(What is needed) Return the lines that run from the line containing "Convert this screenshot" through the end of the entries, both ends included. Leave out all pictures.

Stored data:
^^^^

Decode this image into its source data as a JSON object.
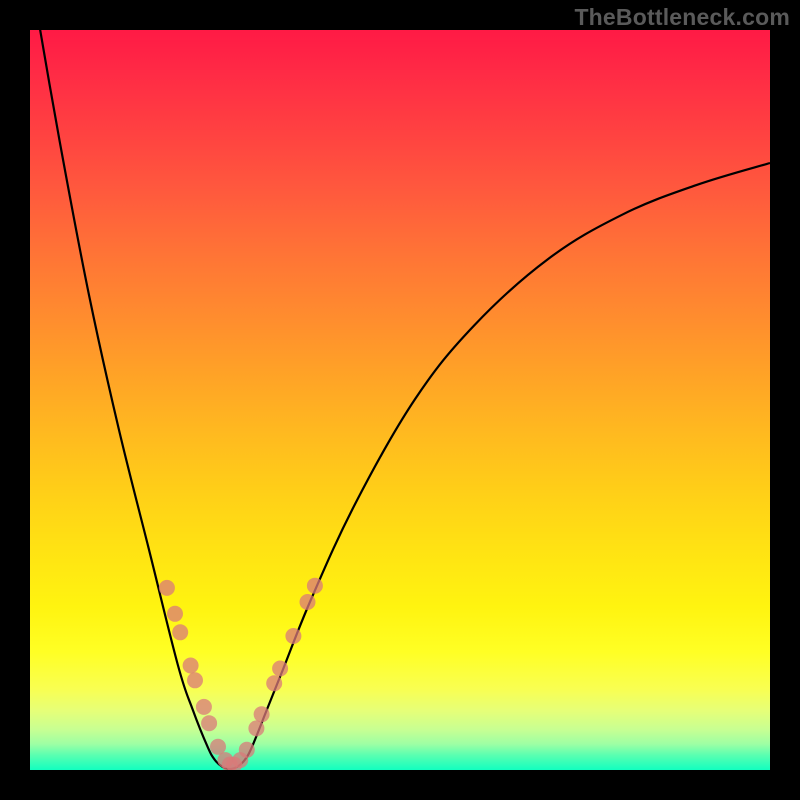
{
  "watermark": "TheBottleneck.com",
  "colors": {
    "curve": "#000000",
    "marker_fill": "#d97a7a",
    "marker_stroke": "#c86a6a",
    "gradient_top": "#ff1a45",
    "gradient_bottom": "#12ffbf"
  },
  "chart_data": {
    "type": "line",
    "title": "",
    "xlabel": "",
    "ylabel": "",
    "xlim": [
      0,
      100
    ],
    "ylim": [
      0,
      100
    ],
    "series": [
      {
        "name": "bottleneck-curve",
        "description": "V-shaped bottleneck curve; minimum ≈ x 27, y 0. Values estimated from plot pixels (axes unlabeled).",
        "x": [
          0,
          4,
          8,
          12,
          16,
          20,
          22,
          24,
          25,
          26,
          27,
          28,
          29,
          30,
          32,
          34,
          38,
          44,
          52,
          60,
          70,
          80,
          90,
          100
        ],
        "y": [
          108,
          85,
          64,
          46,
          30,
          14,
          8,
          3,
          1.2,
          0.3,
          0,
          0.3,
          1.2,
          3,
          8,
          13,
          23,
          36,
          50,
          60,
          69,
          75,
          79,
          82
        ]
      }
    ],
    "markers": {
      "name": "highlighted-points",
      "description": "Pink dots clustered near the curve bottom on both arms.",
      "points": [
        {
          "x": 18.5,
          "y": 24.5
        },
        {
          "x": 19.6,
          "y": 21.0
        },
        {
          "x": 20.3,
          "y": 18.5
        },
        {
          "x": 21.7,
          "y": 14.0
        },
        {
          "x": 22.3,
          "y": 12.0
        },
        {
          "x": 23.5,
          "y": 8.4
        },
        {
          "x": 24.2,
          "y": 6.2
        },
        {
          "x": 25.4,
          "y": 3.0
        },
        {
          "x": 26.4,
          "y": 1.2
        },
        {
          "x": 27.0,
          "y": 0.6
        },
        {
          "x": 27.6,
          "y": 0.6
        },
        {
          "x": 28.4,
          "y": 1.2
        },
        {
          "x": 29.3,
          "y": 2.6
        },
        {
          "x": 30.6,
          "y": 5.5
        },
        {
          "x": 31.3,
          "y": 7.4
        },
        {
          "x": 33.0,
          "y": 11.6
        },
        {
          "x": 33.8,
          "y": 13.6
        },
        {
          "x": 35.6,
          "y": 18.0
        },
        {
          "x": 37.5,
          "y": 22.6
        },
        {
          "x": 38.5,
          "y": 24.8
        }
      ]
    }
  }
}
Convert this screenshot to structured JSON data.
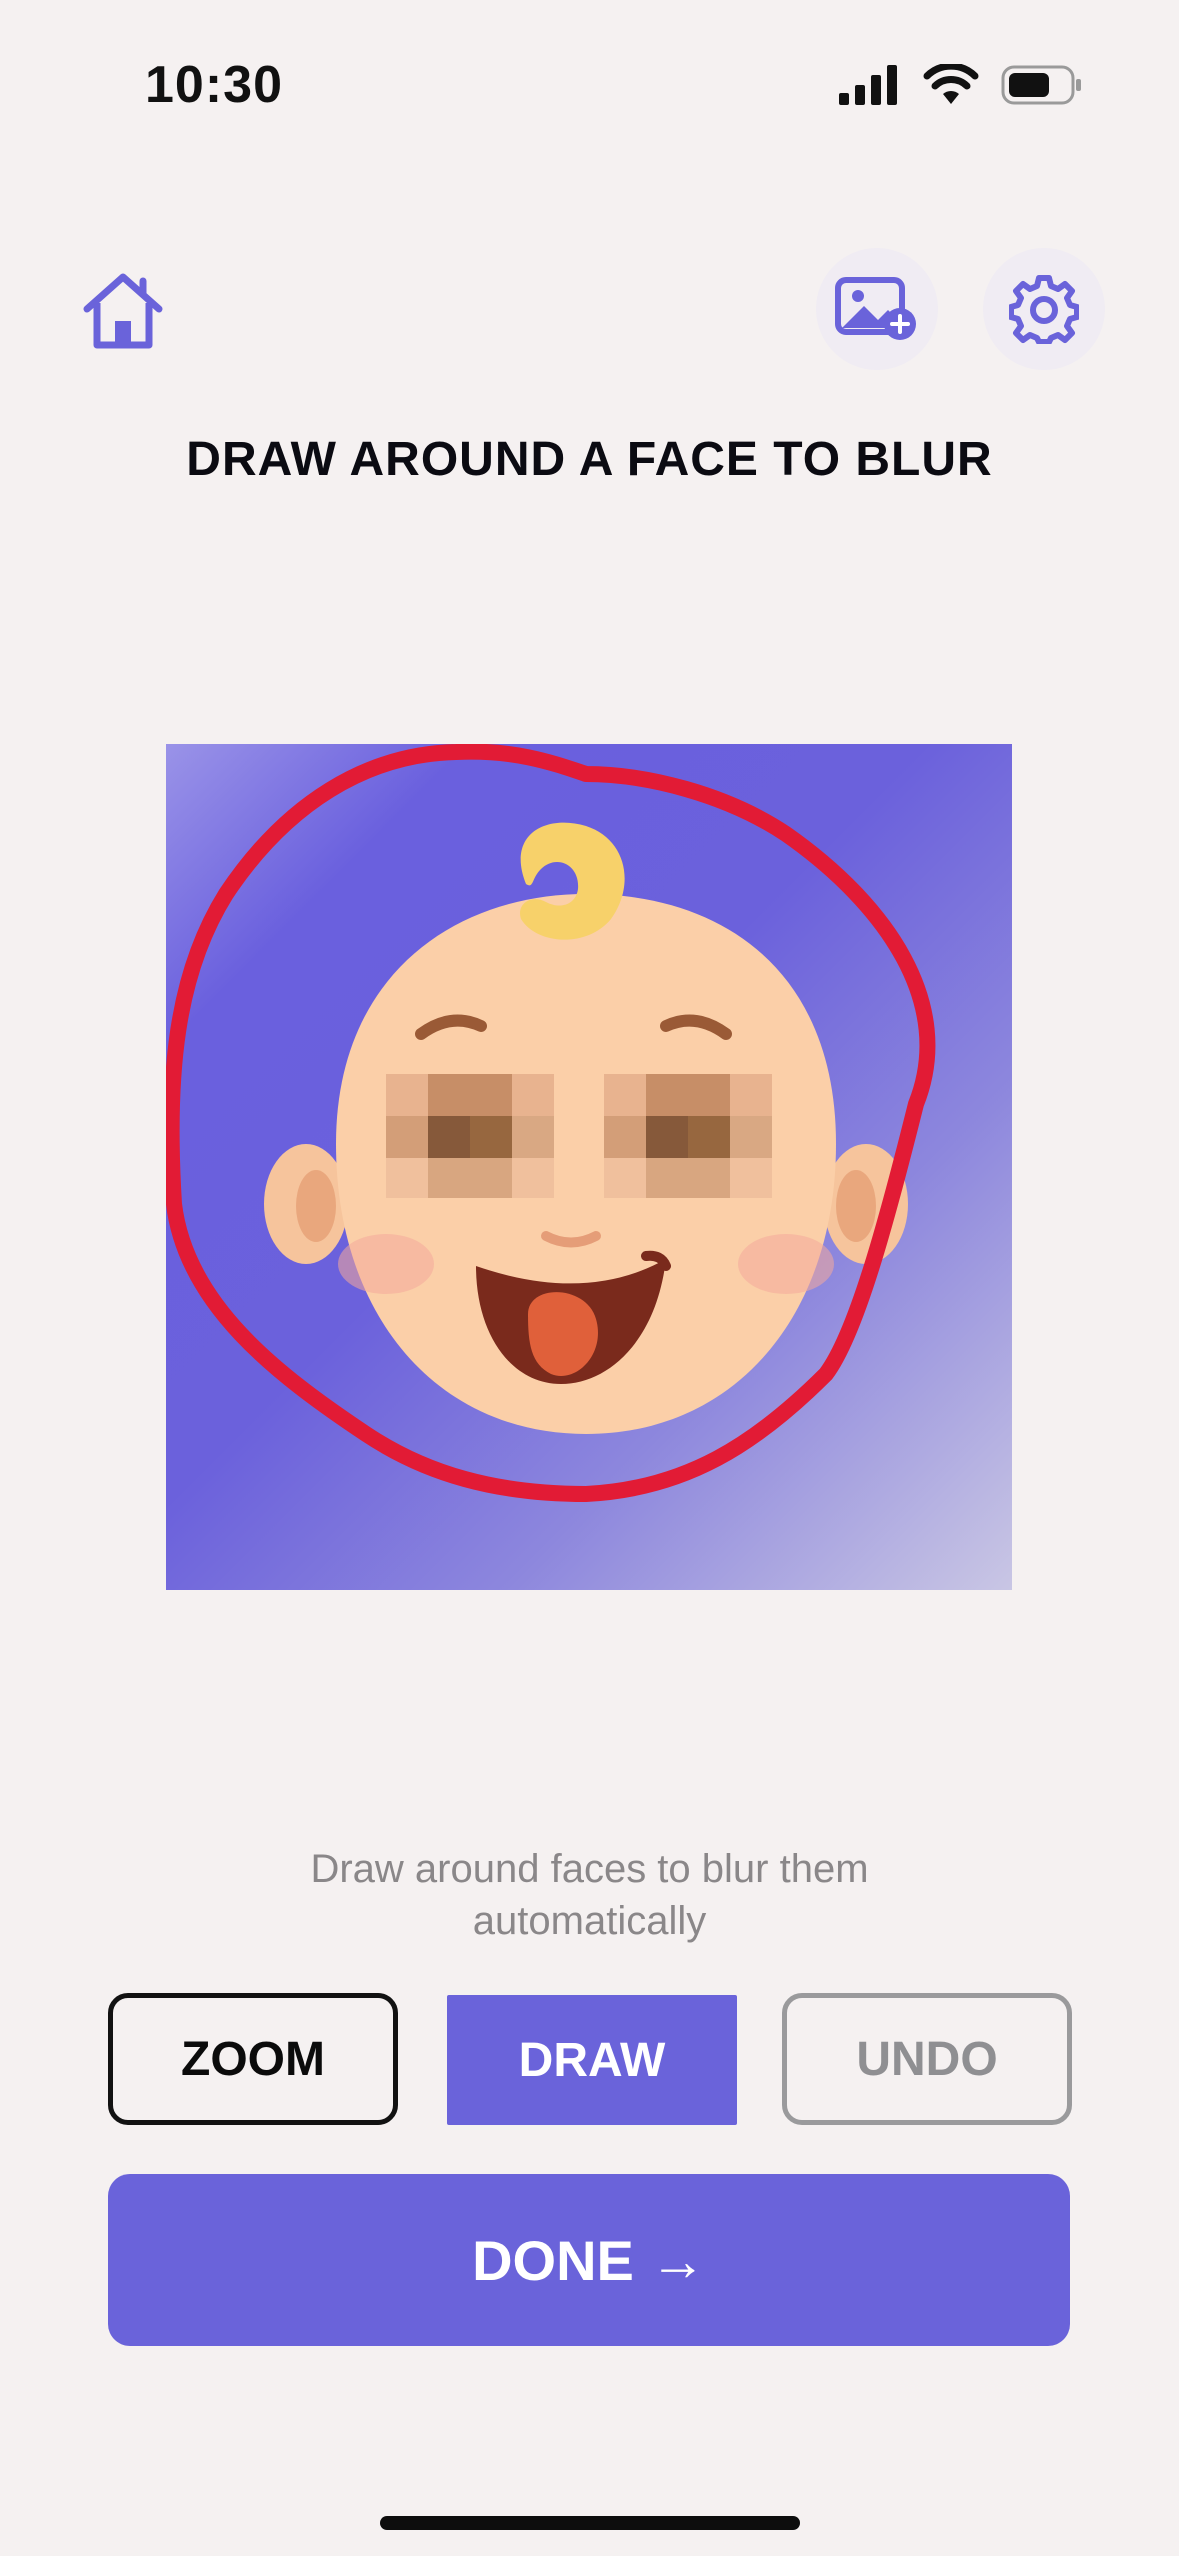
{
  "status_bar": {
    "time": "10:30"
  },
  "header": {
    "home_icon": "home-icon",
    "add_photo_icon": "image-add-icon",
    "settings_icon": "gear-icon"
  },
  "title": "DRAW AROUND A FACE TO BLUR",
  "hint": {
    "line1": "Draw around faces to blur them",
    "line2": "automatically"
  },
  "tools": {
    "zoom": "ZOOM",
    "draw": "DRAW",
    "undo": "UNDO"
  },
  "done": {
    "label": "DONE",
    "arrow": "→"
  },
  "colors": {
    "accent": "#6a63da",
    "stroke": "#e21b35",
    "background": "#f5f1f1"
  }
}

^^^^

(Exercise result)
Convert this screenshot to structured JSON data.
{
  "status_bar": {
    "time": "10:30"
  },
  "header": {
    "home_icon": "home-icon",
    "add_photo_icon": "image-add-icon",
    "settings_icon": "gear-icon"
  },
  "title": "DRAW AROUND A FACE TO BLUR",
  "hint": {
    "line1": "Draw around faces to blur them",
    "line2": "automatically"
  },
  "tools": {
    "zoom": "ZOOM",
    "draw": "DRAW",
    "undo": "UNDO"
  },
  "done": {
    "label": "DONE",
    "arrow": "→"
  },
  "colors": {
    "accent": "#6a63da",
    "stroke": "#e21b35",
    "background": "#f5f1f1"
  }
}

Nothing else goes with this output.